Exercise prompt = Leave out any pictures and transcribe all other data below exactly.

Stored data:
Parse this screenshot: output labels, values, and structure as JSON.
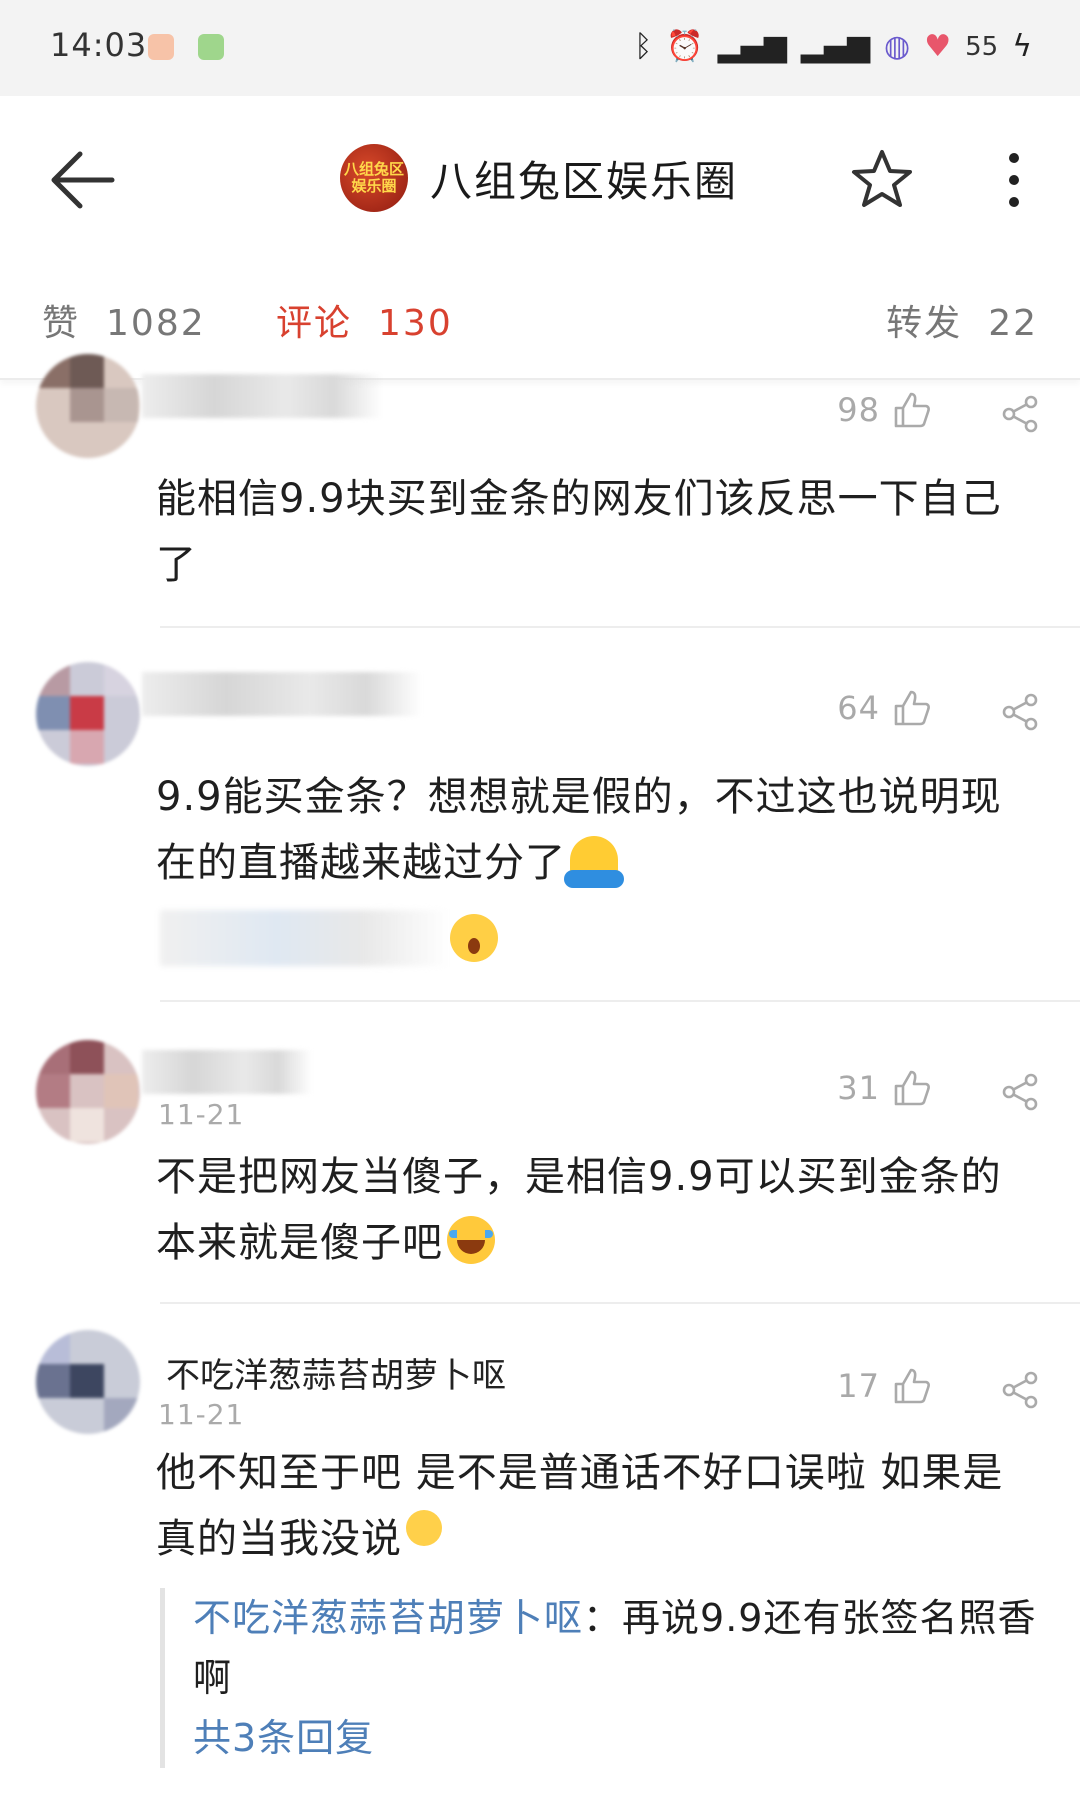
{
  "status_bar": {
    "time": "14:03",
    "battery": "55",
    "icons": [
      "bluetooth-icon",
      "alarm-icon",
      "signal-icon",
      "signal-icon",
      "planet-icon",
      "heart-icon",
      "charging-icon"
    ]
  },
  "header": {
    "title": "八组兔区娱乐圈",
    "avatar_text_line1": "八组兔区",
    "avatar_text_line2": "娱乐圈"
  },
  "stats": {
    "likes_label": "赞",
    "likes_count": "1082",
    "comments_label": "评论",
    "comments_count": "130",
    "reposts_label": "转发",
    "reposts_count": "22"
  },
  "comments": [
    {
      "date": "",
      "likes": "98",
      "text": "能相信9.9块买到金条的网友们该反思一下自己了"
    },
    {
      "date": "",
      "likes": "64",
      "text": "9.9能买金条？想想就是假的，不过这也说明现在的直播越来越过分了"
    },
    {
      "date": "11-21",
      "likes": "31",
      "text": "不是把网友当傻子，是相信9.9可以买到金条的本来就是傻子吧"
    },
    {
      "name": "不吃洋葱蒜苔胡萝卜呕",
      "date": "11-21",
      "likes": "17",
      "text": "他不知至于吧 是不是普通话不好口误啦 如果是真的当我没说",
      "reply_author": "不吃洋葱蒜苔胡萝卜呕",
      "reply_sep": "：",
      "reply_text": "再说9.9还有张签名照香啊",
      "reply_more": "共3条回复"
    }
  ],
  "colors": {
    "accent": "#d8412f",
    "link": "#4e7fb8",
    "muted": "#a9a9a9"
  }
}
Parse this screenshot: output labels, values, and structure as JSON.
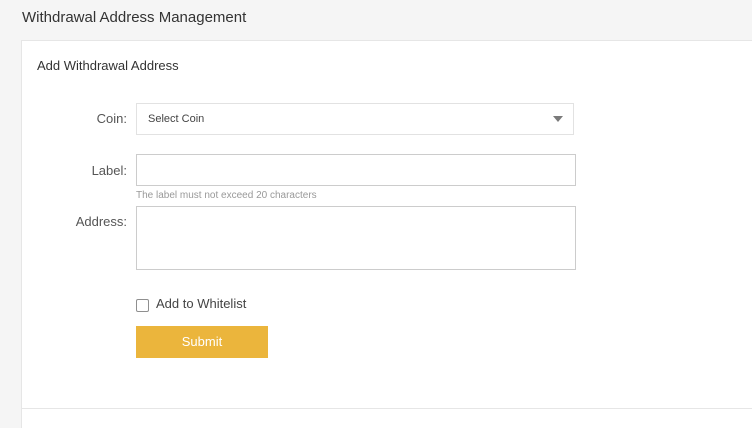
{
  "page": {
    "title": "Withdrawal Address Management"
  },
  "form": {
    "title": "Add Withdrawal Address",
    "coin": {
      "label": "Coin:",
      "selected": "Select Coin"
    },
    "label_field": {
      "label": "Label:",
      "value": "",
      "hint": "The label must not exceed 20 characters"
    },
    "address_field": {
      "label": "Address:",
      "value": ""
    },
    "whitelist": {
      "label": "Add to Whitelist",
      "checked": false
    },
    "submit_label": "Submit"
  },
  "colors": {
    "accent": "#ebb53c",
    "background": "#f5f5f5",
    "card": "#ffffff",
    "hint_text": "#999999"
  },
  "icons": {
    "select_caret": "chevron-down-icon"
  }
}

Result of this exercise =
Parse this screenshot: output labels, values, and structure as JSON.
{
  "status_bar": {
    "time": "14:03",
    "battery": "55",
    "icons": [
      "bluetooth-icon",
      "alarm-icon",
      "signal-icon",
      "signal-icon",
      "planet-icon",
      "heart-icon",
      "charging-icon"
    ]
  },
  "header": {
    "title": "八组兔区娱乐圈",
    "avatar_text_line1": "八组兔区",
    "avatar_text_line2": "娱乐圈"
  },
  "stats": {
    "likes_label": "赞",
    "likes_count": "1082",
    "comments_label": "评论",
    "comments_count": "130",
    "reposts_label": "转发",
    "reposts_count": "22"
  },
  "comments": [
    {
      "date": "",
      "likes": "98",
      "text": "能相信9.9块买到金条的网友们该反思一下自己了"
    },
    {
      "date": "",
      "likes": "64",
      "text": "9.9能买金条？想想就是假的，不过这也说明现在的直播越来越过分了"
    },
    {
      "date": "11-21",
      "likes": "31",
      "text": "不是把网友当傻子，是相信9.9可以买到金条的本来就是傻子吧"
    },
    {
      "name": "不吃洋葱蒜苔胡萝卜呕",
      "date": "11-21",
      "likes": "17",
      "text": "他不知至于吧 是不是普通话不好口误啦 如果是真的当我没说",
      "reply_author": "不吃洋葱蒜苔胡萝卜呕",
      "reply_sep": "：",
      "reply_text": "再说9.9还有张签名照香啊",
      "reply_more": "共3条回复"
    }
  ],
  "colors": {
    "accent": "#d8412f",
    "link": "#4e7fb8",
    "muted": "#a9a9a9"
  }
}
Parse this screenshot: output labels, values, and structure as JSON.
{
  "page": {
    "title": "Withdrawal Address Management"
  },
  "form": {
    "title": "Add Withdrawal Address",
    "coin": {
      "label": "Coin:",
      "selected": "Select Coin"
    },
    "label_field": {
      "label": "Label:",
      "value": "",
      "hint": "The label must not exceed 20 characters"
    },
    "address_field": {
      "label": "Address:",
      "value": ""
    },
    "whitelist": {
      "label": "Add to Whitelist",
      "checked": false
    },
    "submit_label": "Submit"
  },
  "colors": {
    "accent": "#ebb53c",
    "background": "#f5f5f5",
    "card": "#ffffff",
    "hint_text": "#999999"
  },
  "icons": {
    "select_caret": "chevron-down-icon"
  }
}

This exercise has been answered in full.